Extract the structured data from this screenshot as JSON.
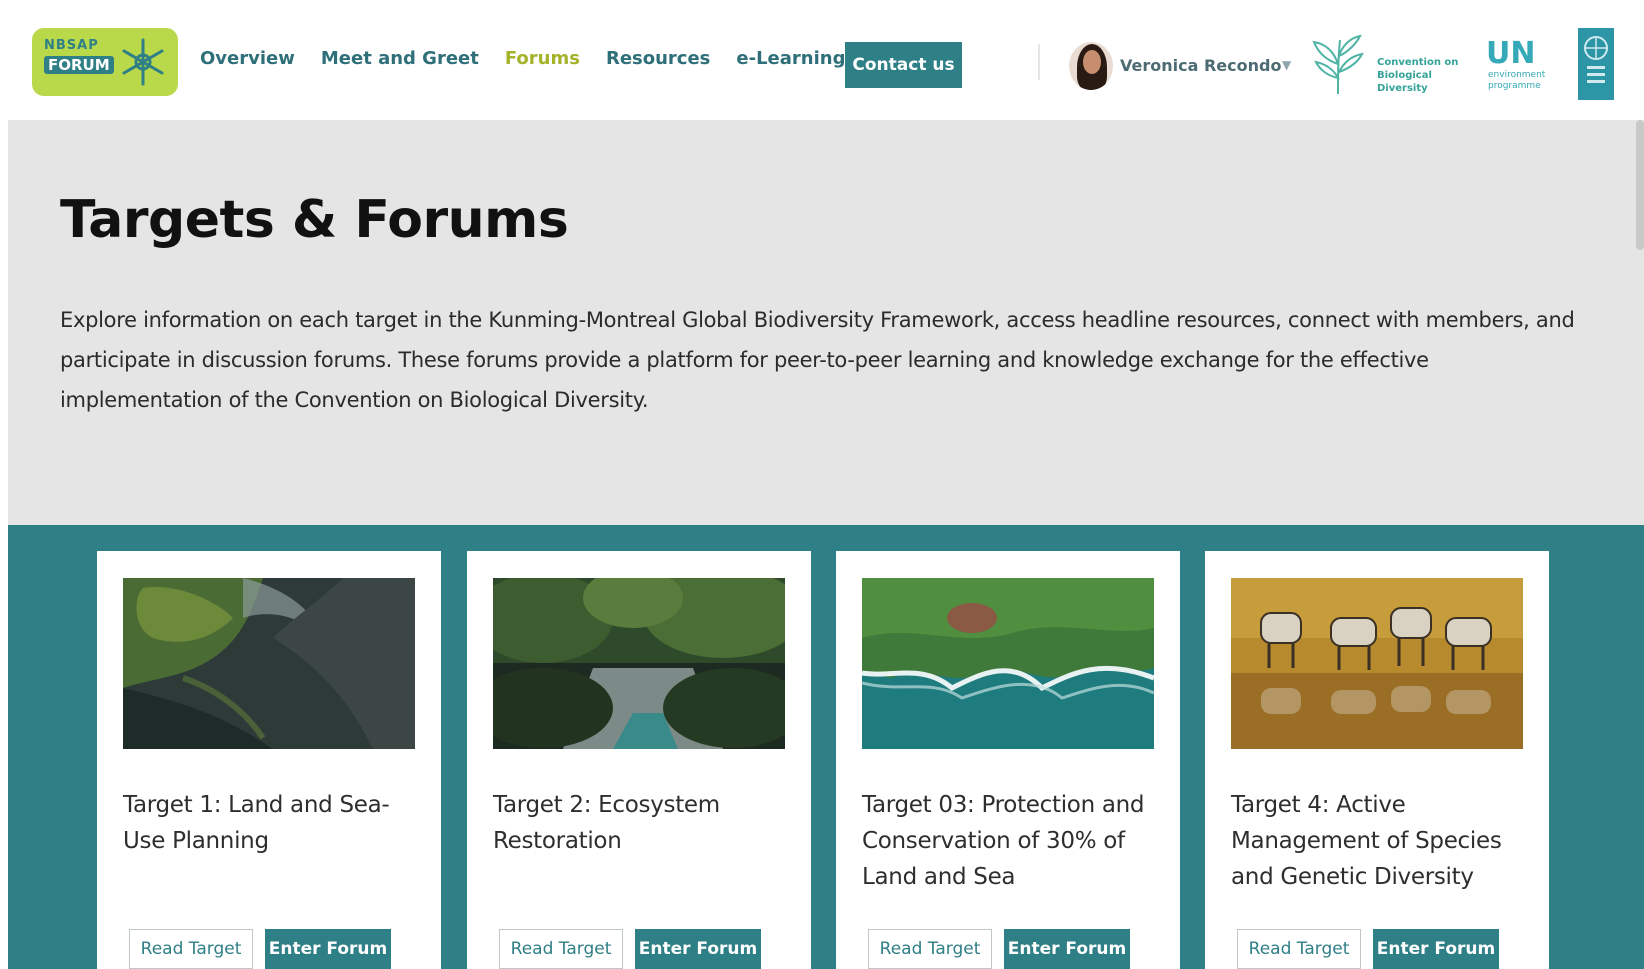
{
  "nav": {
    "logo_line1": "NBSAP",
    "logo_line2": "FORUM",
    "links": [
      {
        "label": "Overview",
        "active": false
      },
      {
        "label": "Meet and Greet",
        "active": false
      },
      {
        "label": "Forums",
        "active": true
      },
      {
        "label": "Resources",
        "active": false
      },
      {
        "label": "e-Learning",
        "active": false
      }
    ],
    "contact_label": "Contact us",
    "user_name": "Veronica Recondo",
    "cbd_text": "Convention on Biological Diversity",
    "un_text": "UN",
    "un_sub": "environment programme"
  },
  "hero": {
    "title": "Targets & Forums",
    "description": "Explore information on each target in the Kunming-Montreal Global Biodiversity Framework, access headline resources, connect with members, and participate in discussion forums. These forums provide a platform for peer-to-peer learning and knowledge exchange for the effective implementation of the Convention on Biological Diversity."
  },
  "cards": [
    {
      "title": "Target 1: Land and Sea-Use Planning",
      "read_label": "Read Target",
      "enter_label": "Enter Forum",
      "image": "coastal-landscape"
    },
    {
      "title": "Target 2: Ecosystem Restoration",
      "read_label": "Read Target",
      "enter_label": "Enter Forum",
      "image": "river-forest"
    },
    {
      "title": "Target 03: Protection and Conservation of 30% of Land and Sea",
      "read_label": "Read Target",
      "enter_label": "Enter Forum",
      "image": "aerial-coast"
    },
    {
      "title": "Target 4: Active Management of Species and Genetic Diversity",
      "read_label": "Read Target",
      "enter_label": "Enter Forum",
      "image": "zebras-waterhole"
    }
  ],
  "colors": {
    "primary": "#2f7f86",
    "accent": "#a5b32a",
    "hero_bg": "#e5e5e5",
    "logo_green": "#b9d94a"
  }
}
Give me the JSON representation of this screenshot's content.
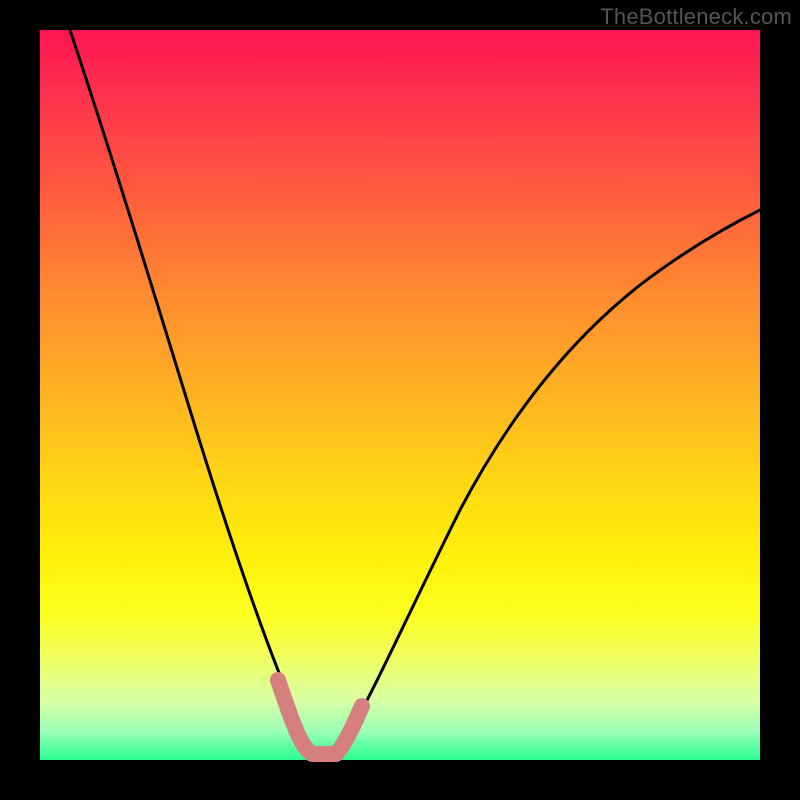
{
  "watermark": "TheBottleneck.com",
  "colors": {
    "background": "#000000",
    "curve": "#000000",
    "bump_stroke": "#d67f7f",
    "gradient_stops": [
      "#ff1452",
      "#ff2f4e",
      "#ff5a3e",
      "#ff8a30",
      "#ffb321",
      "#ffd714",
      "#fff00a",
      "#fbff1f",
      "#f0ff60",
      "#d6ffa6",
      "#9cffb6",
      "#2aff8f"
    ]
  },
  "chart_data": {
    "type": "line",
    "title": "",
    "xlabel": "",
    "ylabel": "",
    "xlim": [
      0,
      100
    ],
    "ylim": [
      0,
      100
    ],
    "series": [
      {
        "name": "left-curve",
        "x": [
          4,
          6,
          8,
          10,
          12,
          14,
          16,
          18,
          20,
          22,
          24,
          26,
          28,
          30,
          32,
          33,
          34,
          35,
          36
        ],
        "y": [
          100,
          92,
          84,
          77,
          70,
          63,
          56,
          49,
          43,
          37,
          31,
          25,
          20,
          15,
          10,
          7,
          5,
          3,
          1
        ]
      },
      {
        "name": "right-curve",
        "x": [
          40,
          42,
          45,
          48,
          52,
          56,
          60,
          65,
          70,
          75,
          80,
          85,
          90,
          95,
          100
        ],
        "y": [
          1,
          3,
          7,
          12,
          18,
          25,
          31,
          38,
          45,
          51,
          57,
          62,
          66,
          70,
          73
        ]
      },
      {
        "name": "bump-overlay",
        "x": [
          32,
          33,
          34,
          35,
          36,
          37,
          38,
          39,
          40,
          41,
          42
        ],
        "y": [
          10,
          7,
          4,
          2,
          1,
          1,
          1,
          1,
          2,
          4,
          6
        ]
      }
    ],
    "annotations": []
  }
}
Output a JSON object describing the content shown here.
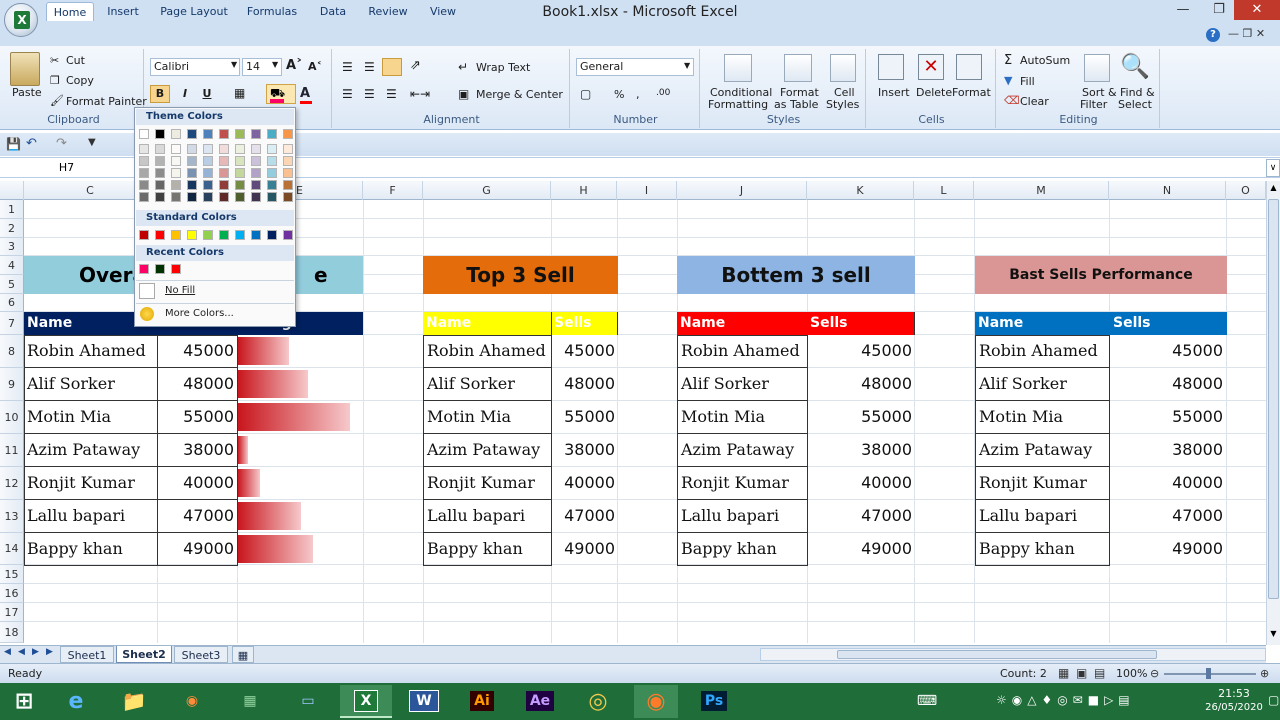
{
  "window": {
    "title": "Book1.xlsx - Microsoft Excel"
  },
  "tabs": [
    "Home",
    "Insert",
    "Page Layout",
    "Formulas",
    "Data",
    "Review",
    "View"
  ],
  "clipboard": {
    "paste": "Paste",
    "cut": "Cut",
    "copy": "Copy",
    "format_painter": "Format Painter",
    "label": "Clipboard"
  },
  "font": {
    "name": "Calibri",
    "size": "14",
    "bold": "B",
    "italic": "I",
    "underline": "U"
  },
  "alignment": {
    "wrap": "Wrap Text",
    "merge": "Merge & Center",
    "label": "Alignment"
  },
  "number": {
    "format": "General",
    "percent": "%",
    "comma": ",",
    "label": "Number"
  },
  "styles": {
    "conditional": "Conditional",
    "conditional2": "Formatting",
    "format_table": "Format",
    "format_table2": "as Table",
    "cell_styles": "Cell",
    "cell_styles2": "Styles",
    "label": "Styles"
  },
  "cells": {
    "insert": "Insert",
    "delete": "Delete",
    "format": "Format",
    "label": "Cells"
  },
  "editing": {
    "autosum": "AutoSum",
    "fill": "Fill",
    "clear": "Clear",
    "sort": "Sort &",
    "sort2": "Filter",
    "find": "Find &",
    "find2": "Select",
    "label": "Editing"
  },
  "namebox": "H7",
  "palette": {
    "theme_title": "Theme Colors",
    "standard_title": "Standard Colors",
    "recent_title": "Recent Colors",
    "no_fill": "No Fill",
    "more": "More Colors..."
  },
  "colors": {
    "theme_top": [
      "#ffffff",
      "#000000",
      "#eeece1",
      "#1f497d",
      "#4f81bd",
      "#c0504d",
      "#9bbb59",
      "#8064a2",
      "#4bacc6",
      "#f79646"
    ],
    "standard": [
      "#c00000",
      "#ff0000",
      "#ffc000",
      "#ffff00",
      "#92d050",
      "#00b050",
      "#00b0f0",
      "#0070c0",
      "#002060",
      "#7030a0"
    ],
    "recent": [
      "#ff0066",
      "#003300",
      "#ff0000"
    ]
  },
  "columns": [
    "C",
    "D",
    "E",
    "F",
    "G",
    "H",
    "I",
    "J",
    "K",
    "L",
    "M",
    "N",
    "O"
  ],
  "rows": [
    "1",
    "2",
    "3",
    "4",
    "5",
    "6",
    "7",
    "8",
    "9",
    "10",
    "11",
    "12",
    "13",
    "14",
    "15",
    "16",
    "17",
    "18"
  ],
  "tables": {
    "overall": {
      "title_left": "Overa",
      "title_right": "e",
      "h_name": "Name",
      "h_sells": "Sells",
      "h_rating": "Rating"
    },
    "top3": {
      "title": "Top 3 Sell",
      "h_name": "Name",
      "h_sells": "Sells"
    },
    "bottom3": {
      "title": "Bottem 3 sell",
      "h_name": "Name",
      "h_sells": "Sells"
    },
    "best": {
      "title": "Bast Sells Performance",
      "h_name": "Name",
      "h_sells": "Sells"
    }
  },
  "records": [
    {
      "name": "Robin Ahamed",
      "sells": "45000",
      "rating": 0.3
    },
    {
      "name": "Alif Sorker",
      "sells": "48000",
      "rating": 0.41
    },
    {
      "name": "Motin Mia",
      "sells": "55000",
      "rating": 0.66
    },
    {
      "name": "Azim Pataway",
      "sells": "38000",
      "rating": 0.06
    },
    {
      "name": "Ronjit Kumar",
      "sells": "40000",
      "rating": 0.13
    },
    {
      "name": "Lallu bapari",
      "sells": "47000",
      "rating": 0.37
    },
    {
      "name": "Bappy khan",
      "sells": "49000",
      "rating": 0.44
    }
  ],
  "sheets": [
    "Sheet1",
    "Sheet2",
    "Sheet3"
  ],
  "status": {
    "ready": "Ready",
    "count": "Count: 2",
    "zoom": "100%"
  },
  "clock": {
    "time": "21:53",
    "date": "26/05/2020"
  }
}
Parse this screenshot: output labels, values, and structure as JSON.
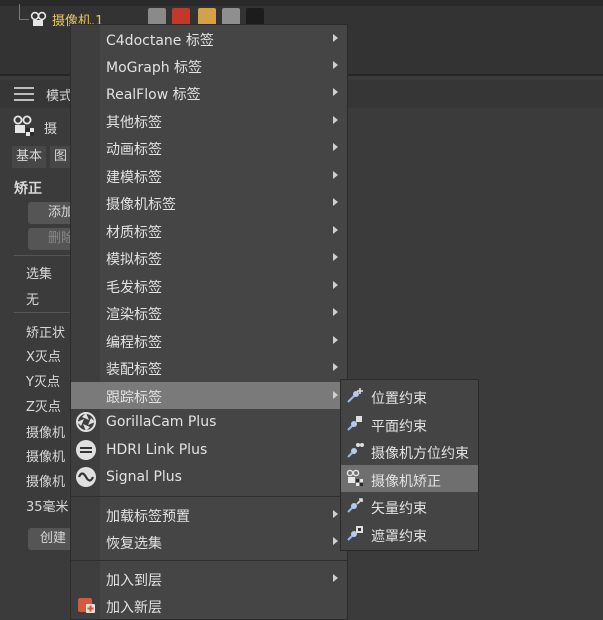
{
  "object_manager": {
    "object_name": "摄像机.1",
    "tag_colors": [
      "#8a8a8a",
      "#c0392b",
      "#d4a04a",
      "#8f8f8f",
      "#1c1c1c"
    ]
  },
  "attribute_manager": {
    "mode_label": "模式",
    "object_label": "摄",
    "tabs": [
      "基本",
      "图"
    ],
    "section_title": "矫正",
    "add_button": "添加",
    "remove_button": "删除",
    "selection_label": "选集",
    "selection_value": "无",
    "fields": [
      "矫正状",
      "X灭点",
      "Y灭点",
      "Z灭点",
      "摄像机",
      "摄像机",
      "摄像机",
      "35毫米"
    ],
    "create_button": "创建"
  },
  "context_menu": {
    "items": [
      {
        "label": "C4doctane 标签",
        "submenu": true
      },
      {
        "label": "MoGraph 标签",
        "submenu": true
      },
      {
        "label": "RealFlow 标签",
        "submenu": true
      },
      {
        "label": "其他标签",
        "submenu": true
      },
      {
        "label": "动画标签",
        "submenu": true
      },
      {
        "label": "建模标签",
        "submenu": true
      },
      {
        "label": "摄像机标签",
        "submenu": true
      },
      {
        "label": "材质标签",
        "submenu": true
      },
      {
        "label": "模拟标签",
        "submenu": true
      },
      {
        "label": "毛发标签",
        "submenu": true
      },
      {
        "label": "渲染标签",
        "submenu": true
      },
      {
        "label": "编程标签",
        "submenu": true
      },
      {
        "label": "装配标签",
        "submenu": true
      },
      {
        "label": "跟踪标签",
        "submenu": true,
        "highlighted": true
      }
    ],
    "plugins": [
      {
        "label": "GorillaCam Plus",
        "icon": "gorillacam-icon"
      },
      {
        "label": "HDRI Link Plus",
        "icon": "hdri-link-icon"
      },
      {
        "label": "Signal Plus",
        "icon": "signal-icon"
      }
    ],
    "preset_items": [
      {
        "label": "加载标签预置",
        "submenu": true
      },
      {
        "label": "恢复选集",
        "submenu": true
      }
    ],
    "layer_items": [
      {
        "label": "加入到层",
        "submenu": true
      },
      {
        "label": "加入新层",
        "submenu": false,
        "icon": "new-layer-icon"
      }
    ]
  },
  "submenu": {
    "items": [
      {
        "label": "位置约束",
        "icon": "position-constraint-icon"
      },
      {
        "label": "平面约束",
        "icon": "plane-constraint-icon"
      },
      {
        "label": "摄像机方位约束",
        "icon": "camera-orientation-icon"
      },
      {
        "label": "摄像机矫正",
        "icon": "camera-calibrator-icon",
        "highlighted": true
      },
      {
        "label": "矢量约束",
        "icon": "vector-constraint-icon"
      },
      {
        "label": "遮罩约束",
        "icon": "mask-constraint-icon"
      }
    ]
  }
}
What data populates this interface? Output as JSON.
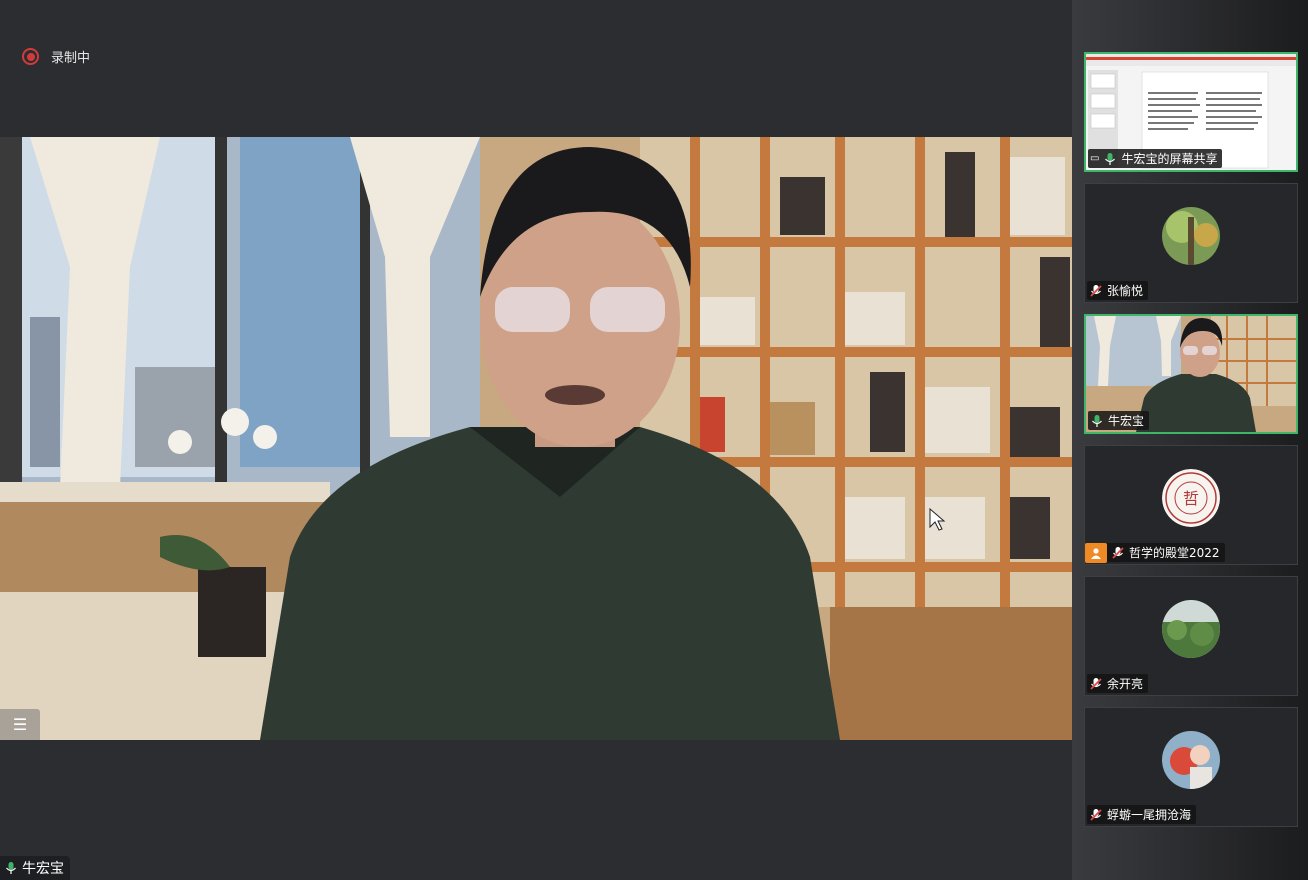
━━━━
Your objective: From the data above, gather every line that includes the word "content".

Complete response:
Give me the JSON representation of this screenshot's content.
Output a JSON object describing the content shown here.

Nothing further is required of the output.